- Entries -
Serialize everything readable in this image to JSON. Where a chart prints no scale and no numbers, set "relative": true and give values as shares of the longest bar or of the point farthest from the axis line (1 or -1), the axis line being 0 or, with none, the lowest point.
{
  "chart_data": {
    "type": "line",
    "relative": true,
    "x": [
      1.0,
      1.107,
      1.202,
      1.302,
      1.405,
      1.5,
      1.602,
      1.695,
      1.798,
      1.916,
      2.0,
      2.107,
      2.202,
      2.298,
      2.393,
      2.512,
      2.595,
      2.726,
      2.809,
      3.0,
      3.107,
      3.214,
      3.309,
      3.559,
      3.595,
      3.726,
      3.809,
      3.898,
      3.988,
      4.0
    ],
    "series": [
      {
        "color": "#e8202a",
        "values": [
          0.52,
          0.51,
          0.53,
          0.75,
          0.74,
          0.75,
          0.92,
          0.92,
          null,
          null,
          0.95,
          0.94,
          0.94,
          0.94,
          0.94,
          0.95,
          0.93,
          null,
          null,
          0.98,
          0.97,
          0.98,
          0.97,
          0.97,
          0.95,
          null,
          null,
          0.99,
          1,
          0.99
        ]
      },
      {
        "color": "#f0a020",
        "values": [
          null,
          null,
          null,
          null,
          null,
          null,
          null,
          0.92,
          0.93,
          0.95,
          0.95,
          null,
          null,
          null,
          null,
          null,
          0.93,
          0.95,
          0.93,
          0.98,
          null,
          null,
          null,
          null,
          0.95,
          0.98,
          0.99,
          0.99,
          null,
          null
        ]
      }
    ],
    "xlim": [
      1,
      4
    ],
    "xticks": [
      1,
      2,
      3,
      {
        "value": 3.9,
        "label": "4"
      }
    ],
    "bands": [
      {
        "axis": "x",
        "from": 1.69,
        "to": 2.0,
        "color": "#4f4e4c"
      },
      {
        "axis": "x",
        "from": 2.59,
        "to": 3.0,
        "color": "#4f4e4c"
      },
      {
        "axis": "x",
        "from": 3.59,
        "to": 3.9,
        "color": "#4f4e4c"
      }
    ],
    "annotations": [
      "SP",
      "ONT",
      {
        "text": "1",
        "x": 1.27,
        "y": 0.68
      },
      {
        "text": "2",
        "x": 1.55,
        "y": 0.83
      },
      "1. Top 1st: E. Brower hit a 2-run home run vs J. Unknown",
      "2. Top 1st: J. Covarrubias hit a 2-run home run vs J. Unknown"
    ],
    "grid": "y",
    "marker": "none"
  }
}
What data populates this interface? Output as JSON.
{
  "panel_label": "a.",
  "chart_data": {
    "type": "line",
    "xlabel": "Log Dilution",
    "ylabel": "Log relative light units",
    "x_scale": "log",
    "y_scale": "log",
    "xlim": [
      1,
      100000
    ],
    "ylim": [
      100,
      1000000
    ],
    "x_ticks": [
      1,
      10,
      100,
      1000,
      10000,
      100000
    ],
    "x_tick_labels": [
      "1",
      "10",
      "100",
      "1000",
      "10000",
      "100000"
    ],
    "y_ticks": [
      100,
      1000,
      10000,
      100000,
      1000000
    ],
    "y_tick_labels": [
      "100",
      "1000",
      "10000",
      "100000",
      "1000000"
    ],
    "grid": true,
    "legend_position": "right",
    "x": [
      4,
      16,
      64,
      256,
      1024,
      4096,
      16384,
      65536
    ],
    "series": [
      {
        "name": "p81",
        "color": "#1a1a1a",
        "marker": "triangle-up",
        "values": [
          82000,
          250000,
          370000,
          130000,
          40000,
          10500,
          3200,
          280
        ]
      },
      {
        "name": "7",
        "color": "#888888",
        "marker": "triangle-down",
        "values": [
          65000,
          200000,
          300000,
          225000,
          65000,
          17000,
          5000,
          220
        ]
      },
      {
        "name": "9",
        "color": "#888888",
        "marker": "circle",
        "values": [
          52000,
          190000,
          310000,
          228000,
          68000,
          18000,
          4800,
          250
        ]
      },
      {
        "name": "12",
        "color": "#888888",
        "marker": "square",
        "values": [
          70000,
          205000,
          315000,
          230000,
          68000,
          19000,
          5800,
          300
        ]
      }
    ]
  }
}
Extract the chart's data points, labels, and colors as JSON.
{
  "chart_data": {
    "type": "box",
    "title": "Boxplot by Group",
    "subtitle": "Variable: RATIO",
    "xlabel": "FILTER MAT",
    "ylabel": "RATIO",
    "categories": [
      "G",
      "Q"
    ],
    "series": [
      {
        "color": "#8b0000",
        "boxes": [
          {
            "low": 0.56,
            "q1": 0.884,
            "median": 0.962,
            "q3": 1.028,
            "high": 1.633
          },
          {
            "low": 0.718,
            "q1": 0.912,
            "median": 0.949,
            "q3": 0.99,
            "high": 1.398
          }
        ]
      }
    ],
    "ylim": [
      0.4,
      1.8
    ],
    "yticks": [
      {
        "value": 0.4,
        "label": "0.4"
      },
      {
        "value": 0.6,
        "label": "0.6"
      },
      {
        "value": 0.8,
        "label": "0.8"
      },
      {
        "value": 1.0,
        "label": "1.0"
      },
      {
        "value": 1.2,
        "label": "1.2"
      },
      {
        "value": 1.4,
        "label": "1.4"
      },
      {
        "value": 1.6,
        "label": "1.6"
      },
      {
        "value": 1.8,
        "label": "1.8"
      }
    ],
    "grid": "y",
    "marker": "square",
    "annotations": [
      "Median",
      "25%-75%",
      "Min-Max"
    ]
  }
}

- Do this -
From the listing above, extract all records word for word.

- Expected answer -
Serialize everything readable in this image to JSON. Where a chart prints no scale and no numbers, set "relative": true and give values as shares of the longest bar or of the point farthest from the axis line (1 or -1), the axis line being 0 or, with none, the lowest point.
{
  "chart_data": {
    "type": "line",
    "relative": true,
    "x": [
      1.0,
      1.107,
      1.202,
      1.302,
      1.405,
      1.5,
      1.602,
      1.695,
      1.798,
      1.916,
      2.0,
      2.107,
      2.202,
      2.298,
      2.393,
      2.512,
      2.595,
      2.726,
      2.809,
      3.0,
      3.107,
      3.214,
      3.309,
      3.559,
      3.595,
      3.726,
      3.809,
      3.898,
      3.988,
      4.0
    ],
    "series": [
      {
        "color": "#e8202a",
        "values": [
          0.52,
          0.51,
          0.53,
          0.75,
          0.74,
          0.75,
          0.92,
          0.92,
          null,
          null,
          0.95,
          0.94,
          0.94,
          0.94,
          0.94,
          0.95,
          0.93,
          null,
          null,
          0.98,
          0.97,
          0.98,
          0.97,
          0.97,
          0.95,
          null,
          null,
          0.99,
          1,
          0.99
        ]
      },
      {
        "color": "#f0a020",
        "values": [
          null,
          null,
          null,
          null,
          null,
          null,
          null,
          0.92,
          0.93,
          0.95,
          0.95,
          null,
          null,
          null,
          null,
          null,
          0.93,
          0.95,
          0.93,
          0.98,
          null,
          null,
          null,
          null,
          0.95,
          0.98,
          0.99,
          0.99,
          null,
          null
        ]
      }
    ],
    "xlim": [
      1,
      4
    ],
    "xticks": [
      1,
      2,
      3,
      {
        "value": 3.9,
        "label": "4"
      }
    ],
    "bands": [
      {
        "axis": "x",
        "from": 1.69,
        "to": 2.0,
        "color": "#4f4e4c"
      },
      {
        "axis": "x",
        "from": 2.59,
        "to": 3.0,
        "color": "#4f4e4c"
      },
      {
        "axis": "x",
        "from": 3.59,
        "to": 3.9,
        "color": "#4f4e4c"
      }
    ],
    "annotations": [
      "SP",
      "ONT",
      {
        "text": "1",
        "x": 1.27,
        "y": 0.68
      },
      {
        "text": "2",
        "x": 1.55,
        "y": 0.83
      },
      "1. Top 1st: E. Brower hit a 2-run home run vs J. Unknown",
      "2. Top 1st: J. Covarrubias hit a 2-run home run vs J. Unknown"
    ],
    "grid": "y",
    "marker": "none"
  }
}
What data populates this interface? Output as JSON.
{
  "panel_label": "a.",
  "chart_data": {
    "type": "line",
    "xlabel": "Log Dilution",
    "ylabel": "Log relative light units",
    "x_scale": "log",
    "y_scale": "log",
    "xlim": [
      1,
      100000
    ],
    "ylim": [
      100,
      1000000
    ],
    "x_ticks": [
      1,
      10,
      100,
      1000,
      10000,
      100000
    ],
    "x_tick_labels": [
      "1",
      "10",
      "100",
      "1000",
      "10000",
      "100000"
    ],
    "y_ticks": [
      100,
      1000,
      10000,
      100000,
      1000000
    ],
    "y_tick_labels": [
      "100",
      "1000",
      "10000",
      "100000",
      "1000000"
    ],
    "grid": true,
    "legend_position": "right",
    "x": [
      4,
      16,
      64,
      256,
      1024,
      4096,
      16384,
      65536
    ],
    "series": [
      {
        "name": "p81",
        "color": "#1a1a1a",
        "marker": "triangle-up",
        "values": [
          82000,
          250000,
          370000,
          130000,
          40000,
          10500,
          3200,
          280
        ]
      },
      {
        "name": "7",
        "color": "#888888",
        "marker": "triangle-down",
        "values": [
          65000,
          200000,
          300000,
          225000,
          65000,
          17000,
          5000,
          220
        ]
      },
      {
        "name": "9",
        "color": "#888888",
        "marker": "circle",
        "values": [
          52000,
          190000,
          310000,
          228000,
          68000,
          18000,
          4800,
          250
        ]
      },
      {
        "name": "12",
        "color": "#888888",
        "marker": "square",
        "values": [
          70000,
          205000,
          315000,
          230000,
          68000,
          19000,
          5800,
          300
        ]
      }
    ]
  }
}
Extract the chart's data points, labels, and colors as JSON.
{
  "chart_data": {
    "type": "box",
    "title": "Boxplot by Group",
    "subtitle": "Variable: RATIO",
    "xlabel": "FILTER MAT",
    "ylabel": "RATIO",
    "categories": [
      "G",
      "Q"
    ],
    "series": [
      {
        "color": "#8b0000",
        "boxes": [
          {
            "low": 0.56,
            "q1": 0.884,
            "median": 0.962,
            "q3": 1.028,
            "high": 1.633
          },
          {
            "low": 0.718,
            "q1": 0.912,
            "median": 0.949,
            "q3": 0.99,
            "high": 1.398
          }
        ]
      }
    ],
    "ylim": [
      0.4,
      1.8
    ],
    "yticks": [
      {
        "value": 0.4,
        "label": "0.4"
      },
      {
        "value": 0.6,
        "label": "0.6"
      },
      {
        "value": 0.8,
        "label": "0.8"
      },
      {
        "value": 1.0,
        "label": "1.0"
      },
      {
        "value": 1.2,
        "label": "1.2"
      },
      {
        "value": 1.4,
        "label": "1.4"
      },
      {
        "value": 1.6,
        "label": "1.6"
      },
      {
        "value": 1.8,
        "label": "1.8"
      }
    ],
    "grid": "y",
    "marker": "square",
    "annotations": [
      "Median",
      "25%-75%",
      "Min-Max"
    ]
  }
}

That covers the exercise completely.